Problem: Extract the full listing verbatim and drop any pictures from your copy.

Input for this task:
┌──
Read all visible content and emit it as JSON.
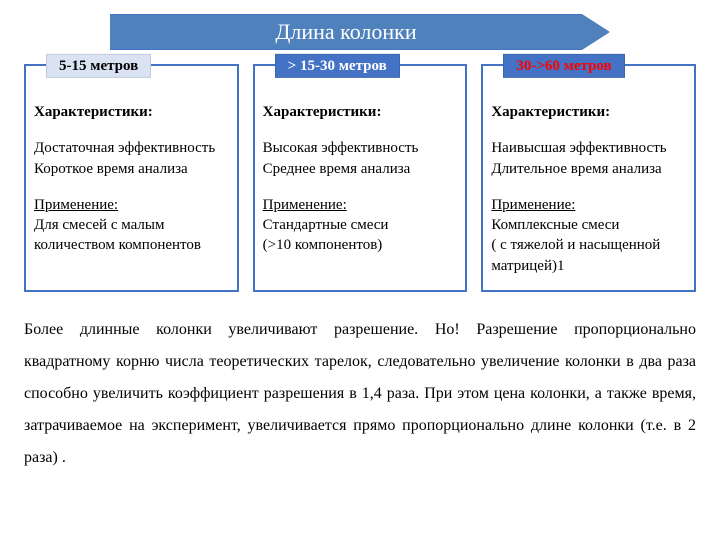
{
  "colors": {
    "arrow_fill": "#4f81bd",
    "arrow_border": "#4472c4",
    "arrow_text": "#ffffff",
    "card_border": "#4472c4",
    "text": "#000000",
    "badge1_bg": "#dae3f3",
    "badge1_text": "#000000",
    "badge2_bg": "#4472c4",
    "badge2_text": "#ffffff",
    "badge3_bg": "#4472c4",
    "badge3_text": "#ff0000"
  },
  "title": "Длина колонки",
  "cards": [
    {
      "badge": "5-15 метров",
      "characteristics_label": "Характеристики:",
      "characteristics": "Достаточная эффективность\nКороткое время анализа",
      "application_label": "Применение:",
      "application": "Для смесей с малым количеством компонентов"
    },
    {
      "badge": "> 15-30 метров",
      "characteristics_label": "Характеристики:",
      "characteristics": "Высокая эффективность\nСреднее время анализа",
      "application_label": "Применение:",
      "application": "Стандартные смеси\n(>10 компонентов)"
    },
    {
      "badge": "30->60 метров",
      "characteristics_label": "Характеристики:",
      "characteristics": "Наивысшая эффективность\nДлительное время анализа",
      "application_label": "Применение:",
      "application": "Комплексные смеси\n( с тяжелой и насыщенной матрицей)1"
    }
  ],
  "footer": "Более длинные колонки увеличивают разрешение. Но!  Разрешение пропорционально квадратному корню числа теоретических тарелок, следовательно увеличение колонки в два раза способно увеличить коэффициент разрешения в 1,4 раза. При этом цена колонки, а также время, затрачиваемое на эксперимент, увеличивается прямо пропорционально длине колонки (т.е. в 2 раза) ."
}
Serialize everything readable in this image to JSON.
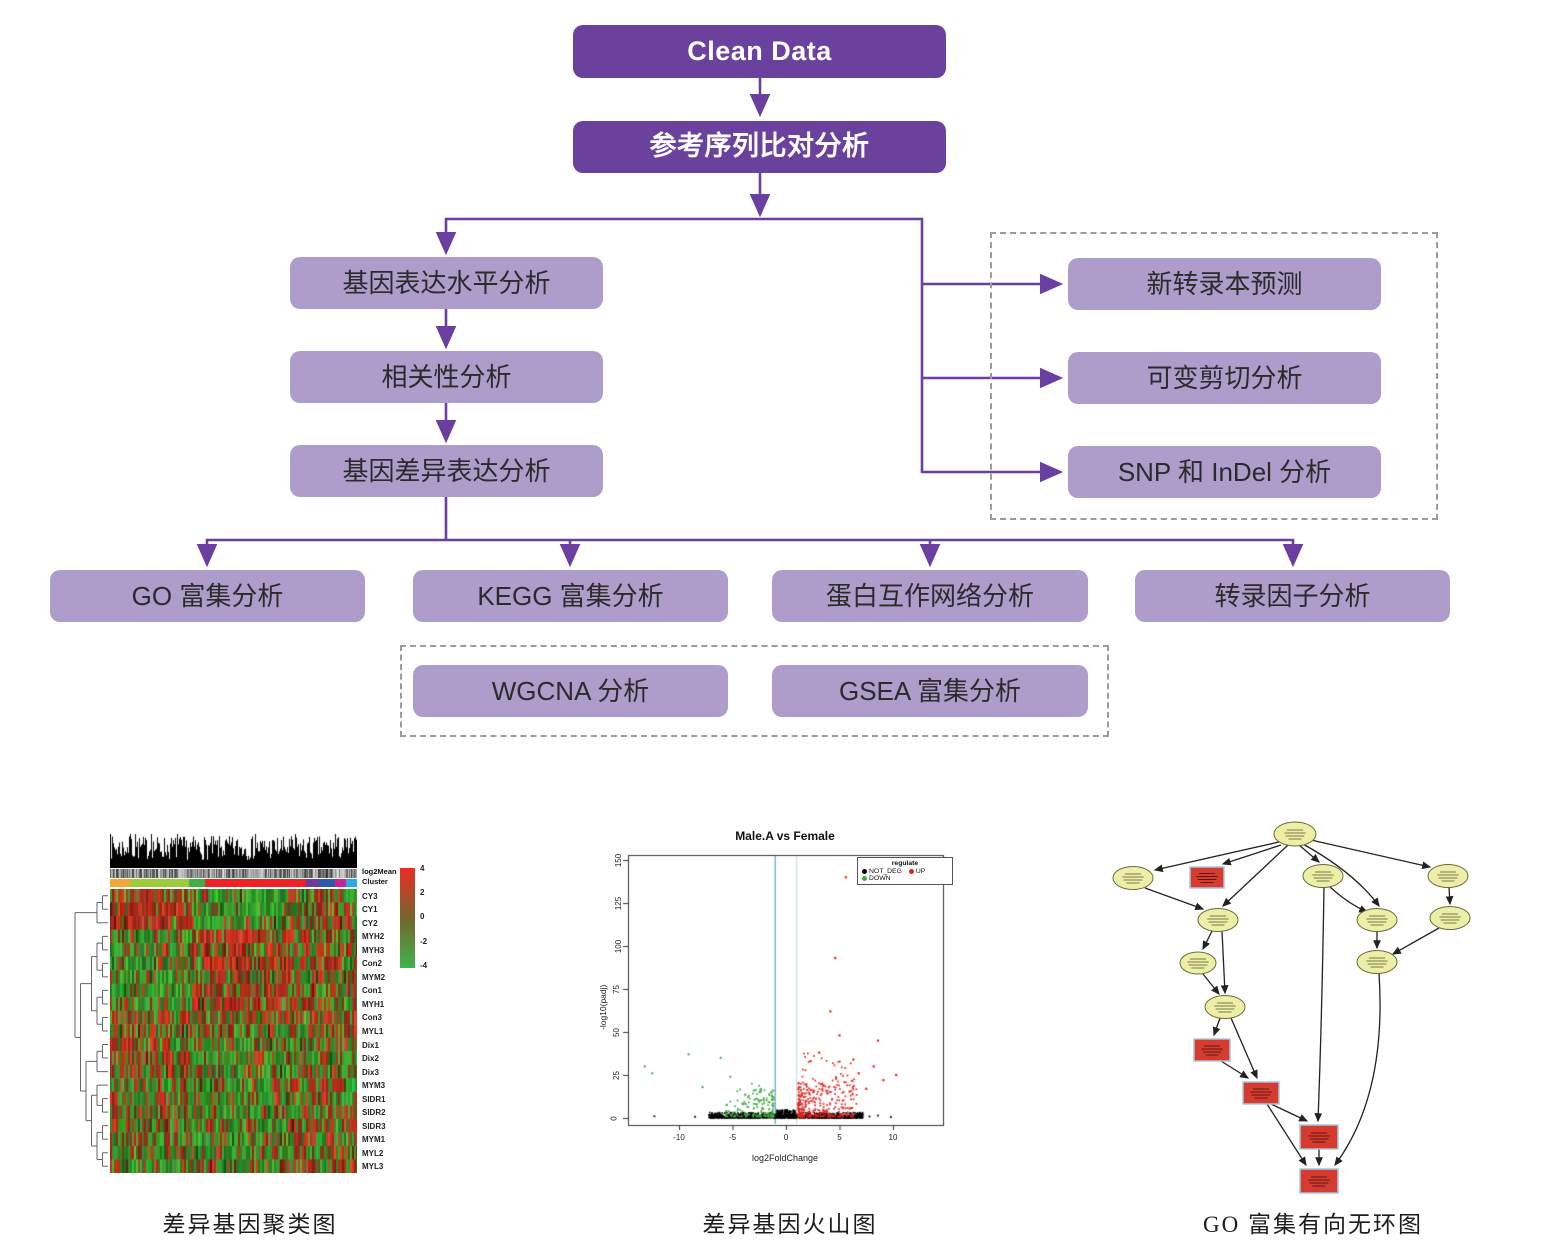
{
  "flowchart": {
    "clean_data": "Clean Data",
    "ref_align": "参考序列比对分析",
    "gene_expression": "基因表达水平分析",
    "correlation": "相关性分析",
    "diff_expression": "基因差异表达分析",
    "novel_transcript": "新转录本预测",
    "alt_splicing": "可变剪切分析",
    "snp_indel": "SNP 和 InDel 分析",
    "go_enrichment": "GO 富集分析",
    "kegg_enrichment": "KEGG 富集分析",
    "ppi_network": "蛋白互作网络分析",
    "tf_analysis": "转录因子分析",
    "wgcna": "WGCNA 分析",
    "gsea": "GSEA 富集分析",
    "colors": {
      "dark_box": "#6B419E",
      "light_box": "#AE9CCB",
      "connector": "#6B3FA0",
      "dashed_border": "#9B9B9B"
    }
  },
  "figures": {
    "heatmap": {
      "caption": "差异基因聚类图",
      "annotation_labels": [
        "log2Mean",
        "Cluster"
      ],
      "row_labels": [
        "CY3",
        "CY1",
        "CY2",
        "MYH2",
        "MYH3",
        "Con2",
        "MYM2",
        "Con1",
        "MYH1",
        "Con3",
        "MYL1",
        "Dix1",
        "Dix2",
        "Dix3",
        "MYM3",
        "SIDR1",
        "SIDR2",
        "SIDR3",
        "MYM1",
        "MYL2",
        "MYL3"
      ],
      "colorbar_ticks": [
        "4",
        "2",
        "0",
        "-2",
        "-4"
      ],
      "colorbar_colors": [
        "#ED2C24",
        "#77642C",
        "#3DB54A"
      ],
      "cluster_segments": [
        {
          "color": "#F2A83B",
          "frac": 0.08
        },
        {
          "color": "#9CCB3B",
          "frac": 0.24
        },
        {
          "color": "#3FAE49",
          "frac": 0.065
        },
        {
          "color": "#EC2227",
          "frac": 0.41
        },
        {
          "color": "#6A3F98",
          "frac": 0.055
        },
        {
          "color": "#2B59A7",
          "frac": 0.06
        },
        {
          "color": "#C9258F",
          "frac": 0.045
        },
        {
          "color": "#29ABE2",
          "frac": 0.045
        }
      ]
    },
    "volcano": {
      "caption": "差异基因火山图",
      "title": "Male.A vs Female",
      "xlabel": "log2FoldChange",
      "ylabel": "-log10(padj)",
      "x_ticks": [
        "-10",
        "-5",
        "0",
        "5",
        "10"
      ],
      "y_ticks": [
        "0",
        "25",
        "50",
        "75",
        "100",
        "125",
        "150"
      ],
      "threshold_lines_x": [
        -1,
        1
      ],
      "threshold_colors": [
        "#6FAED6",
        "#C3DCEE"
      ],
      "legend": {
        "title": "regulate",
        "items": [
          {
            "label": "NOT_DEG",
            "color": "#000000"
          },
          {
            "label": "UP",
            "color": "#E4231B"
          },
          {
            "label": "DOWN",
            "color": "#3FA93F"
          }
        ]
      },
      "point_colors": {
        "not_deg": "#000000",
        "up": "#E4231B",
        "down": "#3FA93F"
      }
    },
    "go_dag": {
      "caption": "GO 富集有向无环图",
      "node_colors": {
        "ellipse_fill": "#EDEFA8",
        "ellipse_stroke": "#6b6b33",
        "rect_fill": "#D63B2F",
        "rect_stroke": "#A9C7DE",
        "edge": "#222222"
      }
    }
  }
}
└──
Answer to this problem:
Read all visible content and emit it as JSON.
{
  "colors": {
    "arrow_fill": "#4f81bd",
    "arrow_border": "#4472c4",
    "arrow_text": "#ffffff",
    "card_border": "#4472c4",
    "text": "#000000",
    "badge1_bg": "#dae3f3",
    "badge1_text": "#000000",
    "badge2_bg": "#4472c4",
    "badge2_text": "#ffffff",
    "badge3_bg": "#4472c4",
    "badge3_text": "#ff0000"
  },
  "title": "Длина колонки",
  "cards": [
    {
      "badge": "5-15 метров",
      "characteristics_label": "Характеристики:",
      "characteristics": "Достаточная эффективность\nКороткое время анализа",
      "application_label": "Применение:",
      "application": "Для смесей с малым количеством компонентов"
    },
    {
      "badge": "> 15-30 метров",
      "characteristics_label": "Характеристики:",
      "characteristics": "Высокая эффективность\nСреднее время анализа",
      "application_label": "Применение:",
      "application": "Стандартные смеси\n(>10 компонентов)"
    },
    {
      "badge": "30->60 метров",
      "characteristics_label": "Характеристики:",
      "characteristics": "Наивысшая эффективность\nДлительное время анализа",
      "application_label": "Применение:",
      "application": "Комплексные смеси\n( с тяжелой и насыщенной матрицей)1"
    }
  ],
  "footer": "Более длинные колонки увеличивают разрешение. Но!  Разрешение пропорционально квадратному корню числа теоретических тарелок, следовательно увеличение колонки в два раза способно увеличить коэффициент разрешения в 1,4 раза. При этом цена колонки, а также время, затрачиваемое на эксперимент, увеличивается прямо пропорционально длине колонки (т.е. в 2 раза) ."
}
Serialize everything readable in this image to JSON.
{
  "flowchart": {
    "clean_data": "Clean Data",
    "ref_align": "参考序列比对分析",
    "gene_expression": "基因表达水平分析",
    "correlation": "相关性分析",
    "diff_expression": "基因差异表达分析",
    "novel_transcript": "新转录本预测",
    "alt_splicing": "可变剪切分析",
    "snp_indel": "SNP 和 InDel 分析",
    "go_enrichment": "GO 富集分析",
    "kegg_enrichment": "KEGG 富集分析",
    "ppi_network": "蛋白互作网络分析",
    "tf_analysis": "转录因子分析",
    "wgcna": "WGCNA 分析",
    "gsea": "GSEA 富集分析",
    "colors": {
      "dark_box": "#6B419E",
      "light_box": "#AE9CCB",
      "connector": "#6B3FA0",
      "dashed_border": "#9B9B9B"
    }
  },
  "figures": {
    "heatmap": {
      "caption": "差异基因聚类图",
      "annotation_labels": [
        "log2Mean",
        "Cluster"
      ],
      "row_labels": [
        "CY3",
        "CY1",
        "CY2",
        "MYH2",
        "MYH3",
        "Con2",
        "MYM2",
        "Con1",
        "MYH1",
        "Con3",
        "MYL1",
        "Dix1",
        "Dix2",
        "Dix3",
        "MYM3",
        "SIDR1",
        "SIDR2",
        "SIDR3",
        "MYM1",
        "MYL2",
        "MYL3"
      ],
      "colorbar_ticks": [
        "4",
        "2",
        "0",
        "-2",
        "-4"
      ],
      "colorbar_colors": [
        "#ED2C24",
        "#77642C",
        "#3DB54A"
      ],
      "cluster_segments": [
        {
          "color": "#F2A83B",
          "frac": 0.08
        },
        {
          "color": "#9CCB3B",
          "frac": 0.24
        },
        {
          "color": "#3FAE49",
          "frac": 0.065
        },
        {
          "color": "#EC2227",
          "frac": 0.41
        },
        {
          "color": "#6A3F98",
          "frac": 0.055
        },
        {
          "color": "#2B59A7",
          "frac": 0.06
        },
        {
          "color": "#C9258F",
          "frac": 0.045
        },
        {
          "color": "#29ABE2",
          "frac": 0.045
        }
      ]
    },
    "volcano": {
      "caption": "差异基因火山图",
      "title": "Male.A vs Female",
      "xlabel": "log2FoldChange",
      "ylabel": "-log10(padj)",
      "x_ticks": [
        "-10",
        "-5",
        "0",
        "5",
        "10"
      ],
      "y_ticks": [
        "0",
        "25",
        "50",
        "75",
        "100",
        "125",
        "150"
      ],
      "threshold_lines_x": [
        -1,
        1
      ],
      "threshold_colors": [
        "#6FAED6",
        "#C3DCEE"
      ],
      "legend": {
        "title": "regulate",
        "items": [
          {
            "label": "NOT_DEG",
            "color": "#000000"
          },
          {
            "label": "UP",
            "color": "#E4231B"
          },
          {
            "label": "DOWN",
            "color": "#3FA93F"
          }
        ]
      },
      "point_colors": {
        "not_deg": "#000000",
        "up": "#E4231B",
        "down": "#3FA93F"
      }
    },
    "go_dag": {
      "caption": "GO 富集有向无环图",
      "node_colors": {
        "ellipse_fill": "#EDEFA8",
        "ellipse_stroke": "#6b6b33",
        "rect_fill": "#D63B2F",
        "rect_stroke": "#A9C7DE",
        "edge": "#222222"
      }
    }
  }
}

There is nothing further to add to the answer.